-- What you are asked to do --
Copy out the entries exactly, from the first line to the last.

-- Provided information --
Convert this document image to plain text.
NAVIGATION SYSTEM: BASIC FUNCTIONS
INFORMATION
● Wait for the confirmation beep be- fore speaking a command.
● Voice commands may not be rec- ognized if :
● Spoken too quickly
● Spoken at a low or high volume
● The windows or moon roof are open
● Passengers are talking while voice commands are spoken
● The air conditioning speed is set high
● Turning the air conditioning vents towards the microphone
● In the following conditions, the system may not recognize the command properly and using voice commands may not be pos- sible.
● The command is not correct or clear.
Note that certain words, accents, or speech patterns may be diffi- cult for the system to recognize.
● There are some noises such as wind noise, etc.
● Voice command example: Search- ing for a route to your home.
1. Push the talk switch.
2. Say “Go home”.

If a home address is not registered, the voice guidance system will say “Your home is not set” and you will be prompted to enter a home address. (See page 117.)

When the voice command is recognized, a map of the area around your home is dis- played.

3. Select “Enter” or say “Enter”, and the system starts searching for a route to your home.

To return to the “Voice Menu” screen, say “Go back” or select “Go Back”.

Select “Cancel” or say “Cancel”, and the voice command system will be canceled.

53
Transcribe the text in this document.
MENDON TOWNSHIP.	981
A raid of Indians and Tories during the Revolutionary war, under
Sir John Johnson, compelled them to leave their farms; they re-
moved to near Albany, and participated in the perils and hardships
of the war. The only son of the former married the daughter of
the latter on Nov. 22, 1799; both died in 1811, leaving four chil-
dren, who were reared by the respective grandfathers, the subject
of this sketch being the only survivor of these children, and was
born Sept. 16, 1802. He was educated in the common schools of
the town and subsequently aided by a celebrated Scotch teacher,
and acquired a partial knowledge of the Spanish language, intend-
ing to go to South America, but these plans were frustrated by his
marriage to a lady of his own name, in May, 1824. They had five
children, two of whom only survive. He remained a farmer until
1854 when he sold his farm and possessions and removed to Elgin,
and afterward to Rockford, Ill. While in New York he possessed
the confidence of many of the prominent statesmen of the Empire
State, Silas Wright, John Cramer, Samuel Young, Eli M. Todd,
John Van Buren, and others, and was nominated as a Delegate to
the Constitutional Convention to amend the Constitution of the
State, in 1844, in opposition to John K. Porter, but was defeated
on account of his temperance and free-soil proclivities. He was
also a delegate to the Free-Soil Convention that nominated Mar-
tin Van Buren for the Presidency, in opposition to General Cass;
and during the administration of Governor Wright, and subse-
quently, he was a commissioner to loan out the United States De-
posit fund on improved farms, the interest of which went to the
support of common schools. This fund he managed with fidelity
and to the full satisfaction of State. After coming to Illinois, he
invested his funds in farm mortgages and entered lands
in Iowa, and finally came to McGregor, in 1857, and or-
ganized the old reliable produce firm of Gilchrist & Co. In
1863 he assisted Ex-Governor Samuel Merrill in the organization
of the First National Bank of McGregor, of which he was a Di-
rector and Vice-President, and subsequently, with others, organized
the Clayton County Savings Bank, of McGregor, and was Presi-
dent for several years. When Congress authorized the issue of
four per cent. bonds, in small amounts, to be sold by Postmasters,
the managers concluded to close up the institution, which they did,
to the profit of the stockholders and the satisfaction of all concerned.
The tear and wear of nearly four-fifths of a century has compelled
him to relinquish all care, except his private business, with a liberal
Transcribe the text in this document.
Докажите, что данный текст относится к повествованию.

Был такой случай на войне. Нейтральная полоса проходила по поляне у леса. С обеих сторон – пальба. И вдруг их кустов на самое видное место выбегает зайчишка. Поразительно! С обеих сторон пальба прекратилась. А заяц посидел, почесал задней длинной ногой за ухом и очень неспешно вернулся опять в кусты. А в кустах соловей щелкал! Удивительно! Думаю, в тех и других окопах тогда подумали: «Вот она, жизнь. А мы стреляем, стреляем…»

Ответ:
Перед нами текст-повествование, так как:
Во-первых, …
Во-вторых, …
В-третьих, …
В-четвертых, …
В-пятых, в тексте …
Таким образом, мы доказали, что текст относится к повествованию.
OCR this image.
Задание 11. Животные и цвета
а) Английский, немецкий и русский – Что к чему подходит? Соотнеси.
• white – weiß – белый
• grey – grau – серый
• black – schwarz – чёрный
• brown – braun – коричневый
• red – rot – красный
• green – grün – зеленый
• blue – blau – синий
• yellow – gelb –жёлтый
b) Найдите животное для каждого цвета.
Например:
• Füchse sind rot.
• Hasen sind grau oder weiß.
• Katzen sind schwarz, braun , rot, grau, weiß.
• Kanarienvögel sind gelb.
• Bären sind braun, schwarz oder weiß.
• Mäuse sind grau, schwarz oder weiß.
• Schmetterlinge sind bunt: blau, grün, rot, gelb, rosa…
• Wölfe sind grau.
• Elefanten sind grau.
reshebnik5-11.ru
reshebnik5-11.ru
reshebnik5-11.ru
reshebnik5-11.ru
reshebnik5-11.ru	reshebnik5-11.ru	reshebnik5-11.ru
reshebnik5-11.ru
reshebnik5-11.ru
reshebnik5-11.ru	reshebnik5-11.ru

-- Answer for the task --
Convert this document image to plain text.
NAVIGATION SYSTEM: BASIC FUNCTIONS
INFORMATION
● Wait for the confirmation beep be- fore speaking a command.
● Voice commands may not be rec- ognized if :
● Spoken too quickly
● Spoken at a low or high volume
● The windows or moon roof are open
● Passengers are talking while voice commands are spoken
● The air conditioning speed is set high
● Turning the air conditioning vents towards the microphone
● In the following conditions, the system may not recognize the command properly and using voice commands may not be pos- sible.
● The command is not correct or clear.
Note that certain words, accents, or speech patterns may be diffi- cult for the system to recognize.
● There are some noises such as wind noise, etc.
● Voice command example: Search- ing for a route to your home.
1. Push the talk switch.
2. Say “Go home”.

If a home address is not registered, the voice guidance system will say “Your home is not set” and you will be prompted to enter a home address. (See page 117.)

When the voice command is recognized, a map of the area around your home is dis- played.

3. Select “Enter” or say “Enter”, and the system starts searching for a route to your home.

To return to the “Voice Menu” screen, say “Go back” or select “Go Back”.

Select “Cancel” or say “Cancel”, and the voice command system will be canceled.

53
Transcribe the text in this document.
MENDON TOWNSHIP.	981
A raid of Indians and Tories during the Revolutionary war, under
Sir John Johnson, compelled them to leave their farms; they re-
moved to near Albany, and participated in the perils and hardships
of the war. The only son of the former married the daughter of
the latter on Nov. 22, 1799; both died in 1811, leaving four chil-
dren, who were reared by the respective grandfathers, the subject
of this sketch being the only survivor of these children, and was
born Sept. 16, 1802. He was educated in the common schools of
the town and subsequently aided by a celebrated Scotch teacher,
and acquired a partial knowledge of the Spanish language, intend-
ing to go to South America, but these plans were frustrated by his
marriage to a lady of his own name, in May, 1824. They had five
children, two of whom only survive. He remained a farmer until
1854 when he sold his farm and possessions and removed to Elgin,
and afterward to Rockford, Ill. While in New York he possessed
the confidence of many of the prominent statesmen of the Empire
State, Silas Wright, John Cramer, Samuel Young, Eli M. Todd,
John Van Buren, and others, and was nominated as a Delegate to
the Constitutional Convention to amend the Constitution of the
State, in 1844, in opposition to John K. Porter, but was defeated
on account of his temperance and free-soil proclivities. He was
also a delegate to the Free-Soil Convention that nominated Mar-
tin Van Buren for the Presidency, in opposition to General Cass;
and during the administration of Governor Wright, and subse-
quently, he was a commissioner to loan out the United States De-
posit fund on improved farms, the interest of which went to the
support of common schools. This fund he managed with fidelity
and to the full satisfaction of State. After coming to Illinois, he
invested his funds in farm mortgages and entered lands
in Iowa, and finally came to McGregor, in 1857, and or-
ganized the old reliable produce firm of Gilchrist & Co. In
1863 he assisted Ex-Governor Samuel Merrill in the organization
of the First National Bank of McGregor, of which he was a Di-
rector and Vice-President, and subsequently, with others, organized
the Clayton County Savings Bank, of McGregor, and was Presi-
dent for several years. When Congress authorized the issue of
four per cent. bonds, in small amounts, to be sold by Postmasters,
the managers concluded to close up the institution, which they did,
to the profit of the stockholders and the satisfaction of all concerned.
The tear and wear of nearly four-fifths of a century has compelled
him to relinquish all care, except his private business, with a liberal
Transcribe the text in this document.
Докажите, что данный текст относится к повествованию.

Был такой случай на войне. Нейтральная полоса проходила по поляне у леса. С обеих сторон – пальба. И вдруг их кустов на самое видное место выбегает зайчишка. Поразительно! С обеих сторон пальба прекратилась. А заяц посидел, почесал задней длинной ногой за ухом и очень неспешно вернулся опять в кусты. А в кустах соловей щелкал! Удивительно! Думаю, в тех и других окопах тогда подумали: «Вот она, жизнь. А мы стреляем, стреляем…»

Ответ:
Перед нами текст-повествование, так как:
Во-первых, …
Во-вторых, …
В-третьих, …
В-четвертых, …
В-пятых, в тексте …
Таким образом, мы доказали, что текст относится к повествованию.
OCR this image.
Задание 11. Животные и цвета
а) Английский, немецкий и русский – Что к чему подходит? Соотнеси.
• white – weiß – белый
• grey – grau – серый
• black – schwarz – чёрный
• brown – braun – коричневый
• red – rot – красный
• green – grün – зеленый
• blue – blau – синий
• yellow – gelb –жёлтый
b) Найдите животное для каждого цвета.
Например:
• Füchse sind rot.
• Hasen sind grau oder weiß.
• Katzen sind schwarz, braun , rot, grau, weiß.
• Kanarienvögel sind gelb.
• Bären sind braun, schwarz oder weiß.
• Mäuse sind grau, schwarz oder weiß.
• Schmetterlinge sind bunt: blau, grün, rot, gelb, rosa…
• Wölfe sind grau.
• Elefanten sind grau.
reshebnik5-11.ru
reshebnik5-11.ru
reshebnik5-11.ru
reshebnik5-11.ru
reshebnik5-11.ru	reshebnik5-11.ru	reshebnik5-11.ru
reshebnik5-11.ru
reshebnik5-11.ru
reshebnik5-11.ru	reshebnik5-11.ru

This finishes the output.